Report every line in the listing below where the string "this" shows up.

--- Start MATERIAL SHOWN ---

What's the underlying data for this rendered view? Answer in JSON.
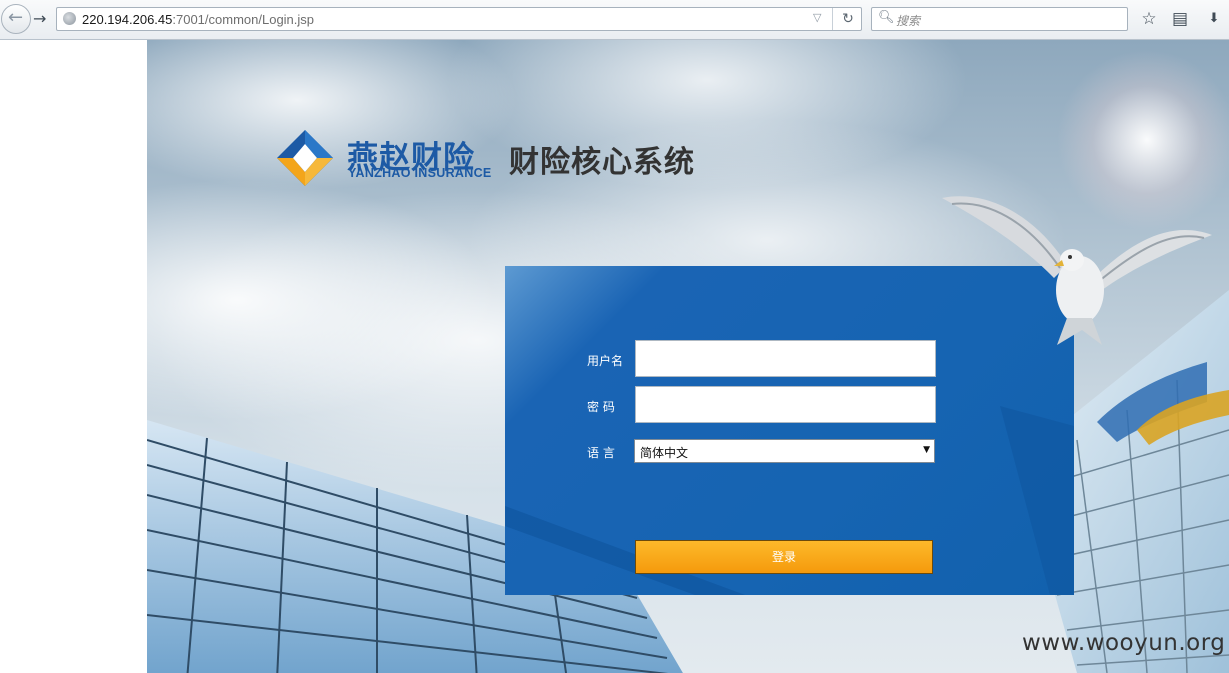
{
  "browser": {
    "url_host": "220.194.206.45",
    "url_path": ":7001/common/Login.jsp",
    "search_placeholder": "搜索"
  },
  "brand": {
    "name_cn": "燕赵财险",
    "name_en": "YANZHAO INSURANCE",
    "system_title": "财险核心系统"
  },
  "login": {
    "username_label": "用户名",
    "password_label": "密 码",
    "language_label": "语 言",
    "language_selected": "简体中文",
    "submit_label": "登录"
  },
  "watermark": "www.wooyun.org",
  "colors": {
    "panel_blue": "#1664b2",
    "button_orange": "#f8a81a",
    "brand_blue": "#1d5aa5"
  }
}
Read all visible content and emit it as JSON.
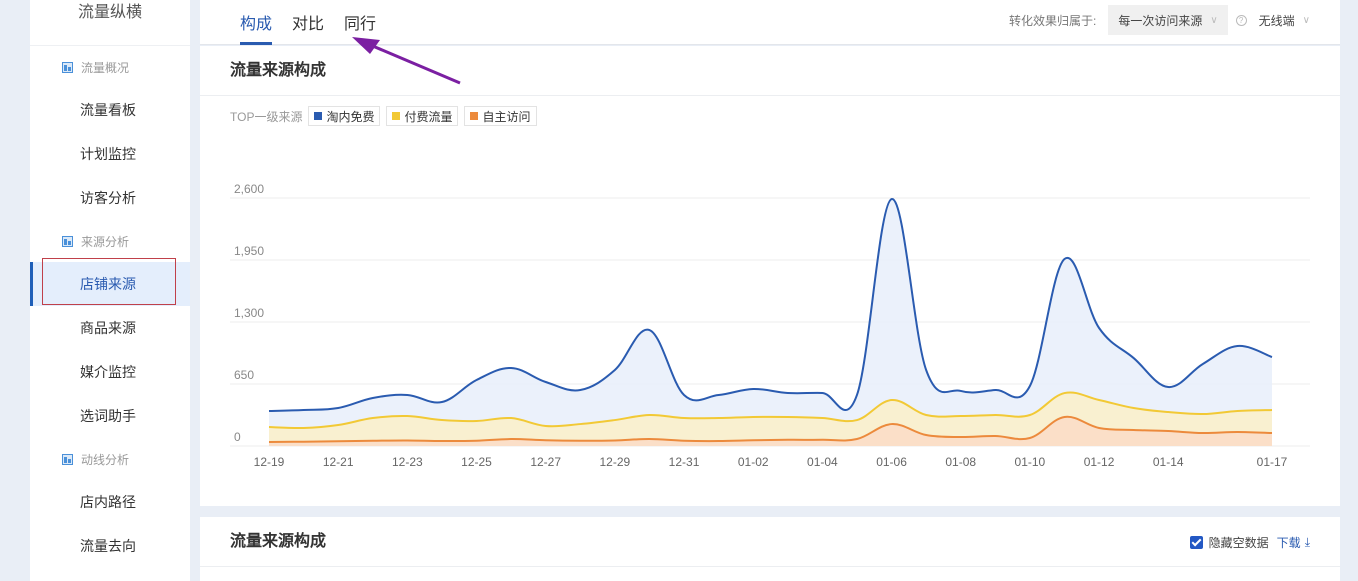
{
  "sidebar": {
    "title": "流量纵横",
    "groups": [
      {
        "label": "流量概况",
        "items": [
          "流量看板",
          "计划监控",
          "访客分析"
        ]
      },
      {
        "label": "来源分析",
        "items": [
          "店铺来源",
          "商品来源",
          "媒介监控",
          "选词助手"
        ]
      },
      {
        "label": "动线分析",
        "items": [
          "店内路径",
          "流量去向"
        ]
      }
    ],
    "active_item": "店铺来源"
  },
  "tabs": [
    {
      "label": "构成",
      "active": true
    },
    {
      "label": "对比",
      "active": false
    },
    {
      "label": "同行",
      "active": false
    }
  ],
  "toolbar": {
    "attribution_label": "转化效果归属于:",
    "attribution_value": "每一次访问来源",
    "help_icon": "?",
    "device_value": "无线端"
  },
  "card1": {
    "title": "流量来源构成",
    "legend_prefix": "TOP一级来源"
  },
  "card2": {
    "title": "流量来源构成",
    "hide_empty_label": "隐藏空数据",
    "hide_empty_checked": true,
    "download_label": "下载"
  },
  "chart_data": {
    "type": "area",
    "title": "",
    "xlabel": "",
    "ylabel": "",
    "ylim": [
      0,
      2600
    ],
    "yticks": [
      0,
      650,
      1300,
      1950,
      2600
    ],
    "ytick_labels": [
      "0",
      "650",
      "1,300",
      "1,950",
      "2,600"
    ],
    "grid": true,
    "legend": "top-left",
    "categories": [
      "12-19",
      "12-20",
      "12-21",
      "12-22",
      "12-23",
      "12-24",
      "12-25",
      "12-26",
      "12-27",
      "12-28",
      "12-29",
      "12-30",
      "12-31",
      "01-01",
      "01-02",
      "01-03",
      "01-04",
      "01-05",
      "01-06",
      "01-07",
      "01-08",
      "01-09",
      "01-10",
      "01-11",
      "01-12",
      "01-13",
      "01-14",
      "01-15",
      "01-16",
      "01-17"
    ],
    "xtick_labels": [
      "12-19",
      "12-21",
      "12-23",
      "12-25",
      "12-27",
      "12-29",
      "12-31",
      "01-02",
      "01-04",
      "01-06",
      "01-08",
      "01-10",
      "01-12",
      "01-14",
      "01-17"
    ],
    "series": [
      {
        "name": "淘内免费",
        "color": "#2a5bb0",
        "fill": "#e8eefa",
        "values": [
          367,
          377,
          398,
          503,
          535,
          461,
          692,
          818,
          671,
          587,
          797,
          1216,
          535,
          535,
          598,
          556,
          556,
          535,
          2589,
          797,
          577,
          587,
          629,
          1960,
          1237,
          922,
          618,
          860,
          1048,
          933
        ]
      },
      {
        "name": "付费流量",
        "color": "#f2c935",
        "fill": "#fcf0c8",
        "values": [
          199,
          189,
          220,
          293,
          314,
          272,
          262,
          293,
          210,
          230,
          272,
          325,
          293,
          293,
          304,
          304,
          293,
          272,
          482,
          325,
          314,
          325,
          325,
          555,
          482,
          398,
          356,
          335,
          367,
          377
        ]
      },
      {
        "name": "自主访问",
        "color": "#ec8a3c",
        "fill": "#fbdcc7",
        "values": [
          42,
          45,
          50,
          55,
          58,
          52,
          55,
          73,
          60,
          55,
          58,
          73,
          55,
          52,
          60,
          65,
          65,
          73,
          230,
          115,
          94,
          105,
          84,
          304,
          189,
          168,
          157,
          136,
          147,
          136
        ]
      }
    ]
  }
}
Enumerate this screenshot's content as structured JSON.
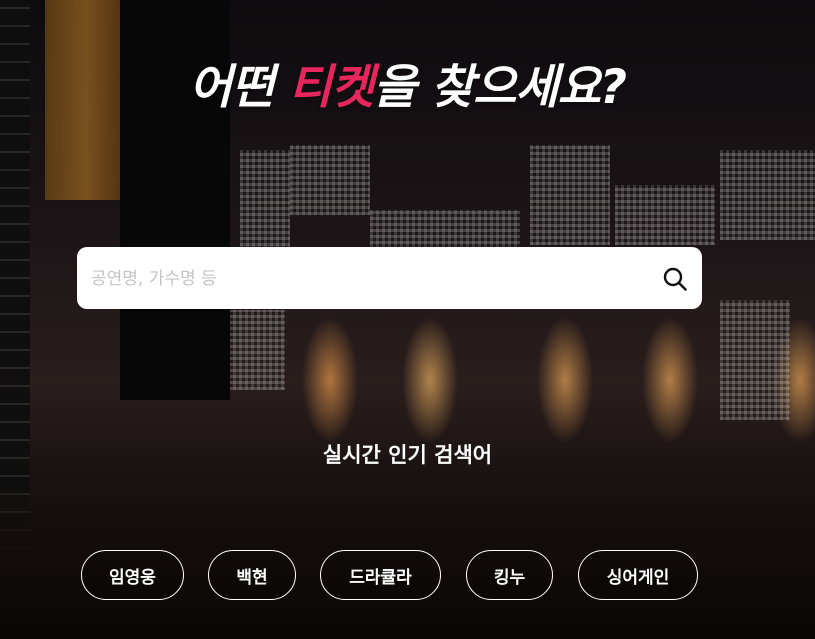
{
  "hero": {
    "headline_pre": "어떤 ",
    "headline_accent": "티켓",
    "headline_post": "을 찾으세요?",
    "accent_color": "#e8265e"
  },
  "search": {
    "placeholder": "공연명, 가수명 등",
    "value": "",
    "icon": "search-icon"
  },
  "trending": {
    "title": "실시간 인기 검색어",
    "tags": [
      {
        "label": "임영웅"
      },
      {
        "label": "백현"
      },
      {
        "label": "드라큘라"
      },
      {
        "label": "킹누"
      },
      {
        "label": "싱어게인"
      }
    ]
  }
}
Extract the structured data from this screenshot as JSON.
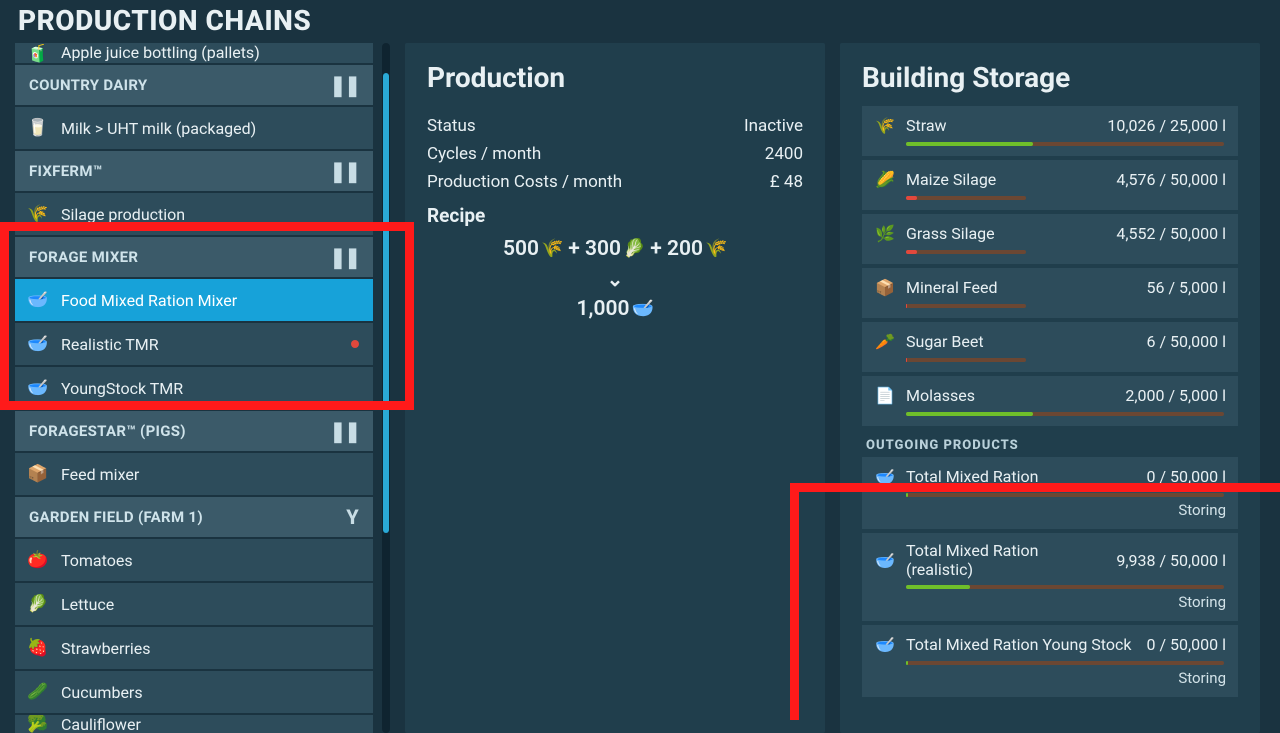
{
  "header": {
    "title": "PRODUCTION CHAINS"
  },
  "sidebar": {
    "top_partial": {
      "label": "Apple juice bottling (pallets)",
      "icon": "🧃"
    },
    "groups": [
      {
        "name": "COUNTRY DAIRY",
        "paused": true,
        "items": [
          {
            "label": "Milk > UHT milk (packaged)",
            "icon": "🥛"
          }
        ]
      },
      {
        "name": "FIXFERM™",
        "paused": true,
        "items": [
          {
            "label": "Silage production",
            "icon": "🌾"
          }
        ]
      },
      {
        "name": "FORAGE MIXER",
        "paused": true,
        "items": [
          {
            "label": "Food Mixed Ration Mixer",
            "icon": "🥣",
            "selected": true
          },
          {
            "label": "Realistic TMR",
            "icon": "🥣",
            "dot": true
          },
          {
            "label": "YoungStock TMR",
            "icon": "🥣"
          }
        ]
      },
      {
        "name": "FORAGESTAR™ (PIGS)",
        "paused": true,
        "items": [
          {
            "label": "Feed mixer",
            "icon": "📦"
          }
        ]
      },
      {
        "name": "GARDEN FIELD (FARM 1)",
        "y": true,
        "items": [
          {
            "label": "Tomatoes",
            "icon": "🍅"
          },
          {
            "label": "Lettuce",
            "icon": "🥬"
          },
          {
            "label": "Strawberries",
            "icon": "🍓"
          },
          {
            "label": "Cucumbers",
            "icon": "🥒"
          },
          {
            "label": "Cauliflower",
            "icon": "🥦"
          }
        ]
      }
    ]
  },
  "production": {
    "title": "Production",
    "rows": [
      {
        "label": "Status",
        "value": "Inactive"
      },
      {
        "label": "Cycles / month",
        "value": "2400"
      },
      {
        "label": "Production Costs / month",
        "value": "£ 48"
      }
    ],
    "recipe_label": "Recipe",
    "recipe": {
      "inputs": [
        {
          "qty": "500",
          "icon": "🌾"
        },
        {
          "qty": "300",
          "icon": "🥬"
        },
        {
          "qty": "200",
          "icon": "🌾"
        }
      ],
      "plus": "+",
      "output": {
        "qty": "1,000",
        "icon": "🥣"
      }
    }
  },
  "storage": {
    "title": "Building Storage",
    "items": [
      {
        "name": "Straw",
        "value": "10,026",
        "cap": "25,000 l",
        "icon": "🌾",
        "fill": 40,
        "low": false
      },
      {
        "name": "Maize Silage",
        "value": "4,576",
        "cap": "50,000 l",
        "icon": "🌽",
        "fill": 9,
        "low": true
      },
      {
        "name": "Grass Silage",
        "value": "4,552",
        "cap": "50,000 l",
        "icon": "🌿",
        "fill": 9,
        "low": true
      },
      {
        "name": "Mineral Feed",
        "value": "56",
        "cap": "5,000 l",
        "icon": "📦",
        "fill": 1,
        "low": true
      },
      {
        "name": "Sugar Beet",
        "value": "6",
        "cap": "50,000 l",
        "icon": "🥕",
        "fill": 0.5,
        "low": true
      },
      {
        "name": "Molasses",
        "value": "2,000",
        "cap": "5,000 l",
        "icon": "📄",
        "fill": 40,
        "low": false
      }
    ],
    "out_header": "OUTGOING PRODUCTS",
    "outgoing": [
      {
        "name": "Total Mixed Ration",
        "value": "0",
        "cap": "50,000 l",
        "icon": "🥣",
        "fill": 0.5,
        "sub": "Storing"
      },
      {
        "name": "Total Mixed Ration (realistic)",
        "value": "9,938",
        "cap": "50,000 l",
        "icon": "🥣",
        "fill": 20,
        "sub": "Storing"
      },
      {
        "name": "Total Mixed Ration Young Stock",
        "value": "0",
        "cap": "50,000 l",
        "icon": "🥣",
        "fill": 0.5,
        "sub": "Storing"
      }
    ]
  }
}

--- End MATERIAL SHOWN ---

## FULL ANSWER
What's the underlying data for this rendered view? Answer in JSON.
Enumerate this screenshot's content as structured JSON.
Extract the structured data from this screenshot as JSON.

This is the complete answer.